__WORK TASK__. In the listing below, how many lines contain "exposed"? Answer with the number alone.

__GIVEN ENTRIES__.
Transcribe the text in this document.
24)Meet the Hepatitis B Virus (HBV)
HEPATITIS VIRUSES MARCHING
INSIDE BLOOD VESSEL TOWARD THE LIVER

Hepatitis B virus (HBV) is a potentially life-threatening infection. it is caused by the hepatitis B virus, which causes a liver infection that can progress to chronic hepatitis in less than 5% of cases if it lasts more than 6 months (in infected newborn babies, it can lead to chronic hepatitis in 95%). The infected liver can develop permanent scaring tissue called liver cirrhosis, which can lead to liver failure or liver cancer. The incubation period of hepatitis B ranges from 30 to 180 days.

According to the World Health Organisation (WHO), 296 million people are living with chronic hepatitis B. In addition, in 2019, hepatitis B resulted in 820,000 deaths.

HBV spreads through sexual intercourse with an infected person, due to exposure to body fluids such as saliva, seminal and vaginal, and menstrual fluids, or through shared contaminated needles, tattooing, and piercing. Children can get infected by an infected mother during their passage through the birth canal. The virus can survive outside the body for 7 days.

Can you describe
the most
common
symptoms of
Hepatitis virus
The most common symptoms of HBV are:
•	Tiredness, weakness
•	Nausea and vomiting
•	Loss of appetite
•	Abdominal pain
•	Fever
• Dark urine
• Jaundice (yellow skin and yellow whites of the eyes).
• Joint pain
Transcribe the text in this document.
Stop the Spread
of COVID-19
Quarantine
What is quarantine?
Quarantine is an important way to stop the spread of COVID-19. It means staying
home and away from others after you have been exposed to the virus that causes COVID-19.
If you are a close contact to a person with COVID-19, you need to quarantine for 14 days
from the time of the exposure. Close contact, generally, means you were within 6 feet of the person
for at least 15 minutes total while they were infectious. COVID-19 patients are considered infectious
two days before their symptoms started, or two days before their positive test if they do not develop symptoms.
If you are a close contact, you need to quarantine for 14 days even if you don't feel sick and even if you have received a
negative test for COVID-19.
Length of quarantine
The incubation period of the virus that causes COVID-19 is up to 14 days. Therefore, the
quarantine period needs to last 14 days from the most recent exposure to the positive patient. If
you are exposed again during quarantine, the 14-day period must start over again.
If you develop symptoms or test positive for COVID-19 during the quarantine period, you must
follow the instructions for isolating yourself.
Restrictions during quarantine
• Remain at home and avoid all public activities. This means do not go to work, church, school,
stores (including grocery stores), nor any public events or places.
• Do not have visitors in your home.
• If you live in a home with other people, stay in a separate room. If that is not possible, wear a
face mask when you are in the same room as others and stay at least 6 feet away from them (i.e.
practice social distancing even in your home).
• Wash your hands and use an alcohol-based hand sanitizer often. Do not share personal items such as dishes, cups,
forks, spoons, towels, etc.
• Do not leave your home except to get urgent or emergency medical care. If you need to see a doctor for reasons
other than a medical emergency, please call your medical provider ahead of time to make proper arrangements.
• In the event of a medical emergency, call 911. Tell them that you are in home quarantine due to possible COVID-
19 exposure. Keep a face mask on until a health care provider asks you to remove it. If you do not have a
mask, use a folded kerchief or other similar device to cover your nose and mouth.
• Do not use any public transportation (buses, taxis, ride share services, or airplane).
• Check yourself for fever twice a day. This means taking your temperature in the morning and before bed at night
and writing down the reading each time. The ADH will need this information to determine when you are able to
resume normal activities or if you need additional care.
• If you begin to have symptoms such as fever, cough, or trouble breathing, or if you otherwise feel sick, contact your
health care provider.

__YOUR RESPONSE__. 2